RECORD EXTRACTS →
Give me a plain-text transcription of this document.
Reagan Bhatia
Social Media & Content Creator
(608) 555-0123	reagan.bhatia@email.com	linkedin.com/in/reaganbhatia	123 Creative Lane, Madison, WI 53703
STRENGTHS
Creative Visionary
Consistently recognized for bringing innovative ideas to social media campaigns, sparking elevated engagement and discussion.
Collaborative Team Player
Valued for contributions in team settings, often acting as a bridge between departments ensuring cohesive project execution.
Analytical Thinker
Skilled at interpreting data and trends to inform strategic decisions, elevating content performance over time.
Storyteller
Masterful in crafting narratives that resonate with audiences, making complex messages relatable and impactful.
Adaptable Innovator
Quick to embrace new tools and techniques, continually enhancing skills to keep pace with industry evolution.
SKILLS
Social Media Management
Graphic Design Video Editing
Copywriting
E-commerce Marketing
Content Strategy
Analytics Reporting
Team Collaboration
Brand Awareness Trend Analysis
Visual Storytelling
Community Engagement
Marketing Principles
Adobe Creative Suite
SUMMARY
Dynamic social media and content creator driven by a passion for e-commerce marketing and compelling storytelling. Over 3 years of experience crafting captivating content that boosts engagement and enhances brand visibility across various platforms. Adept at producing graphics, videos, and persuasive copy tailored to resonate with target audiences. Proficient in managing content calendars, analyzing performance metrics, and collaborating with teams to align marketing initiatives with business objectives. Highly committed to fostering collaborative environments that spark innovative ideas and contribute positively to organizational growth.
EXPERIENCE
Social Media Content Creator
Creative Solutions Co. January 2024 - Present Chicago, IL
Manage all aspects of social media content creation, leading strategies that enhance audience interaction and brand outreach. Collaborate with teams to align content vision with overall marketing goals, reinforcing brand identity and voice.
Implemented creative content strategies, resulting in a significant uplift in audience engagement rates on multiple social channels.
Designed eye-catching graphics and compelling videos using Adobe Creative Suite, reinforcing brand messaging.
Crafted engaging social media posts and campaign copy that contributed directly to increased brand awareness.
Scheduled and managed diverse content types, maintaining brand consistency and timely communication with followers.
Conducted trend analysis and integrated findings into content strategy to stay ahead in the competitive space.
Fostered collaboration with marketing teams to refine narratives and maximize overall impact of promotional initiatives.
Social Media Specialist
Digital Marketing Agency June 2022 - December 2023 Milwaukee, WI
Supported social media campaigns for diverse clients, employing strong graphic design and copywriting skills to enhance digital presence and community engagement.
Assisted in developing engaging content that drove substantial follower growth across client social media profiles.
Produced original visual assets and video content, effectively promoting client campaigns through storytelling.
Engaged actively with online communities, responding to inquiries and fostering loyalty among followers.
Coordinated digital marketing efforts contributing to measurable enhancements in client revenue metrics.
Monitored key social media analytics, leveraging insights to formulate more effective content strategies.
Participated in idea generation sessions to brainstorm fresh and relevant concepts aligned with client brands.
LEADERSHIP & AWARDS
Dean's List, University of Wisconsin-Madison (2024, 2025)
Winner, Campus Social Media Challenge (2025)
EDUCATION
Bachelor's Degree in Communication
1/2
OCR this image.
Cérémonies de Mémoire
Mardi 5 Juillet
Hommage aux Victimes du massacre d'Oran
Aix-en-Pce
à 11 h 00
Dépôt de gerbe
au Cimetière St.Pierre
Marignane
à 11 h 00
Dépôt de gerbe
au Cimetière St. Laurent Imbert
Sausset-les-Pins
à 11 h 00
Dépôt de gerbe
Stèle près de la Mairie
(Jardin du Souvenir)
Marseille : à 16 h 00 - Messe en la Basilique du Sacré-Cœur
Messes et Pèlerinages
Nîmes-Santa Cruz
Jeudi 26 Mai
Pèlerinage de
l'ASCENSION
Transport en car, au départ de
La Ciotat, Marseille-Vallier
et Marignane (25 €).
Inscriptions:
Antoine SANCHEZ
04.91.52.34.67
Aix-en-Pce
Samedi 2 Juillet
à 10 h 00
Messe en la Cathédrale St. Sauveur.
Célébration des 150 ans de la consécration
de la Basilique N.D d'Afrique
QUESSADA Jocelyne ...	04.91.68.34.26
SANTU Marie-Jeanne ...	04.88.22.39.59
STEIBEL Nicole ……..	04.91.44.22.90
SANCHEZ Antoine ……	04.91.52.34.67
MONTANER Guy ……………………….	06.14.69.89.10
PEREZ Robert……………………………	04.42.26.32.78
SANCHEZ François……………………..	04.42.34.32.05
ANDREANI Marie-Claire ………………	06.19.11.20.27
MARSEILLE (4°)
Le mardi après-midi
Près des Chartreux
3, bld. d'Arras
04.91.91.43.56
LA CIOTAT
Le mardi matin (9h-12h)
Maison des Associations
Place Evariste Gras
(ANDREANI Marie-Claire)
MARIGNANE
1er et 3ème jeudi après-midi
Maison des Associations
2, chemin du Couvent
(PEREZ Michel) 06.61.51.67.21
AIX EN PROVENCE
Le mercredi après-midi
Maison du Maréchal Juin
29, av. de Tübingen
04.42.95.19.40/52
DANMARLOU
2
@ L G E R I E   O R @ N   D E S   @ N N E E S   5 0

WHAT IS EXPECTED →
Set all of the records down again, exactly as they stand.

RESPONSE →
Give me a plain-text transcription of this document.
Reagan Bhatia
Social Media & Content Creator
(608) 555-0123	reagan.bhatia@email.com	linkedin.com/in/reaganbhatia	123 Creative Lane, Madison, WI 53703
STRENGTHS
Creative Visionary
Consistently recognized for bringing innovative ideas to social media campaigns, sparking elevated engagement and discussion.
Collaborative Team Player
Valued for contributions in team settings, often acting as a bridge between departments ensuring cohesive project execution.
Analytical Thinker
Skilled at interpreting data and trends to inform strategic decisions, elevating content performance over time.
Storyteller
Masterful in crafting narratives that resonate with audiences, making complex messages relatable and impactful.
Adaptable Innovator
Quick to embrace new tools and techniques, continually enhancing skills to keep pace with industry evolution.
SKILLS
Social Media Management
Graphic Design Video Editing
Copywriting
E-commerce Marketing
Content Strategy
Analytics Reporting
Team Collaboration
Brand Awareness Trend Analysis
Visual Storytelling
Community Engagement
Marketing Principles
Adobe Creative Suite
SUMMARY
Dynamic social media and content creator driven by a passion for e-commerce marketing and compelling storytelling. Over 3 years of experience crafting captivating content that boosts engagement and enhances brand visibility across various platforms. Adept at producing graphics, videos, and persuasive copy tailored to resonate with target audiences. Proficient in managing content calendars, analyzing performance metrics, and collaborating with teams to align marketing initiatives with business objectives. Highly committed to fostering collaborative environments that spark innovative ideas and contribute positively to organizational growth.
EXPERIENCE
Social Media Content Creator
Creative Solutions Co. January 2024 - Present Chicago, IL
Manage all aspects of social media content creation, leading strategies that enhance audience interaction and brand outreach. Collaborate with teams to align content vision with overall marketing goals, reinforcing brand identity and voice.
Implemented creative content strategies, resulting in a significant uplift in audience engagement rates on multiple social channels.
Designed eye-catching graphics and compelling videos using Adobe Creative Suite, reinforcing brand messaging.
Crafted engaging social media posts and campaign copy that contributed directly to increased brand awareness.
Scheduled and managed diverse content types, maintaining brand consistency and timely communication with followers.
Conducted trend analysis and integrated findings into content strategy to stay ahead in the competitive space.
Fostered collaboration with marketing teams to refine narratives and maximize overall impact of promotional initiatives.
Social Media Specialist
Digital Marketing Agency June 2022 - December 2023 Milwaukee, WI
Supported social media campaigns for diverse clients, employing strong graphic design and copywriting skills to enhance digital presence and community engagement.
Assisted in developing engaging content that drove substantial follower growth across client social media profiles.
Produced original visual assets and video content, effectively promoting client campaigns through storytelling.
Engaged actively with online communities, responding to inquiries and fostering loyalty among followers.
Coordinated digital marketing efforts contributing to measurable enhancements in client revenue metrics.
Monitored key social media analytics, leveraging insights to formulate more effective content strategies.
Participated in idea generation sessions to brainstorm fresh and relevant concepts aligned with client brands.
LEADERSHIP & AWARDS
Dean's List, University of Wisconsin-Madison (2024, 2025)
Winner, Campus Social Media Challenge (2025)
EDUCATION
Bachelor's Degree in Communication
1/2
OCR this image.
Cérémonies de Mémoire
Mardi 5 Juillet
Hommage aux Victimes du massacre d'Oran
Aix-en-Pce
à 11 h 00
Dépôt de gerbe
au Cimetière St.Pierre
Marignane
à 11 h 00
Dépôt de gerbe
au Cimetière St. Laurent Imbert
Sausset-les-Pins
à 11 h 00
Dépôt de gerbe
Stèle près de la Mairie
(Jardin du Souvenir)
Marseille : à 16 h 00 - Messe en la Basilique du Sacré-Cœur
Messes et Pèlerinages
Nîmes-Santa Cruz
Jeudi 26 Mai
Pèlerinage de
l'ASCENSION
Transport en car, au départ de
La Ciotat, Marseille-Vallier
et Marignane (25 €).
Inscriptions:
Antoine SANCHEZ
04.91.52.34.67
Aix-en-Pce
Samedi 2 Juillet
à 10 h 00
Messe en la Cathédrale St. Sauveur.
Célébration des 150 ans de la consécration
de la Basilique N.D d'Afrique
QUESSADA Jocelyne ...	04.91.68.34.26
SANTU Marie-Jeanne ...	04.88.22.39.59
STEIBEL Nicole ……..	04.91.44.22.90
SANCHEZ Antoine ……	04.91.52.34.67
MONTANER Guy ……………………….	06.14.69.89.10
PEREZ Robert……………………………	04.42.26.32.78
SANCHEZ François……………………..	04.42.34.32.05
ANDREANI Marie-Claire ………………	06.19.11.20.27
MARSEILLE (4°)
Le mardi après-midi
Près des Chartreux
3, bld. d'Arras
04.91.91.43.56
LA CIOTAT
Le mardi matin (9h-12h)
Maison des Associations
Place Evariste Gras
(ANDREANI Marie-Claire)
MARIGNANE
1er et 3ème jeudi après-midi
Maison des Associations
2, chemin du Couvent
(PEREZ Michel) 06.61.51.67.21
AIX EN PROVENCE
Le mercredi après-midi
Maison du Maréchal Juin
29, av. de Tübingen
04.42.95.19.40/52
DANMARLOU
2
@ L G E R I E   O R @ N   D E S   @ N N E E S   5 0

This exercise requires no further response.